◆ **SET EXERCISE**:
Copy every line in which the string "name" occurs.

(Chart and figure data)
● ● ●

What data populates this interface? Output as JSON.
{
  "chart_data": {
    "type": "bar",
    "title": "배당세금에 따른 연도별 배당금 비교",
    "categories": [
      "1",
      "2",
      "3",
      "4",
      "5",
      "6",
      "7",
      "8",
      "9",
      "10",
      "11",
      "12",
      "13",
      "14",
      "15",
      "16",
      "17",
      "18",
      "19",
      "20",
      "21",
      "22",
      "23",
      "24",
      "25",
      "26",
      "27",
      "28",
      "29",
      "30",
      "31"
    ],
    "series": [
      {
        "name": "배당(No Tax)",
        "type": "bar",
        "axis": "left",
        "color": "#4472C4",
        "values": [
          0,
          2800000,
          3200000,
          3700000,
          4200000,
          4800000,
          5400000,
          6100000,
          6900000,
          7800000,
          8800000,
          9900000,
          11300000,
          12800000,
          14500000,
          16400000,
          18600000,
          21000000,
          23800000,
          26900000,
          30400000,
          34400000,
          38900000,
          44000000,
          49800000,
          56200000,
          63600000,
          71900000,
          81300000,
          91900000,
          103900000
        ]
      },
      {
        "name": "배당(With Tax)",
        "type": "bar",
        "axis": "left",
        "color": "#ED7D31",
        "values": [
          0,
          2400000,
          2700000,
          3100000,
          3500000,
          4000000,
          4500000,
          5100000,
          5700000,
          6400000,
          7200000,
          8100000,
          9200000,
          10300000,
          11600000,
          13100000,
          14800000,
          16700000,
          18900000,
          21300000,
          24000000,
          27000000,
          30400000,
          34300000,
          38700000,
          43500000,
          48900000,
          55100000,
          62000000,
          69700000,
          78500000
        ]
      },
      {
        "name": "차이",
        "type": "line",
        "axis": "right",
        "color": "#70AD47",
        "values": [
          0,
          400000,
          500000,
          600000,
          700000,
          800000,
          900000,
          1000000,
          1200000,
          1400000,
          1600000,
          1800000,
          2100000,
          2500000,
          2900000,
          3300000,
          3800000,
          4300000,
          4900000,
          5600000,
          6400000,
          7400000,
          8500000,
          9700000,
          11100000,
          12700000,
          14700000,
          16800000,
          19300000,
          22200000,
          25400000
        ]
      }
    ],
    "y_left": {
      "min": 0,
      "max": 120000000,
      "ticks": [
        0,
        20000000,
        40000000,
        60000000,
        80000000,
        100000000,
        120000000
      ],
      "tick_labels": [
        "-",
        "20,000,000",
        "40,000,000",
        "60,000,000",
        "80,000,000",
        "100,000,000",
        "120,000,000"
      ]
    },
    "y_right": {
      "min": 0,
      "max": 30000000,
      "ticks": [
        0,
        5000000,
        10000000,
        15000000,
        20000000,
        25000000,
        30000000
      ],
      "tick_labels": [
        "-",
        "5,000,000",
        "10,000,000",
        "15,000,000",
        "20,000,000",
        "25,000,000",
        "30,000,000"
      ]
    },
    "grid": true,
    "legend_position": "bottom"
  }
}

● ● ●

◆ **TASK ANSWER**:
        "name": "배당(No Tax)",
        "name": "배당(With Tax)",
        "name": "차이",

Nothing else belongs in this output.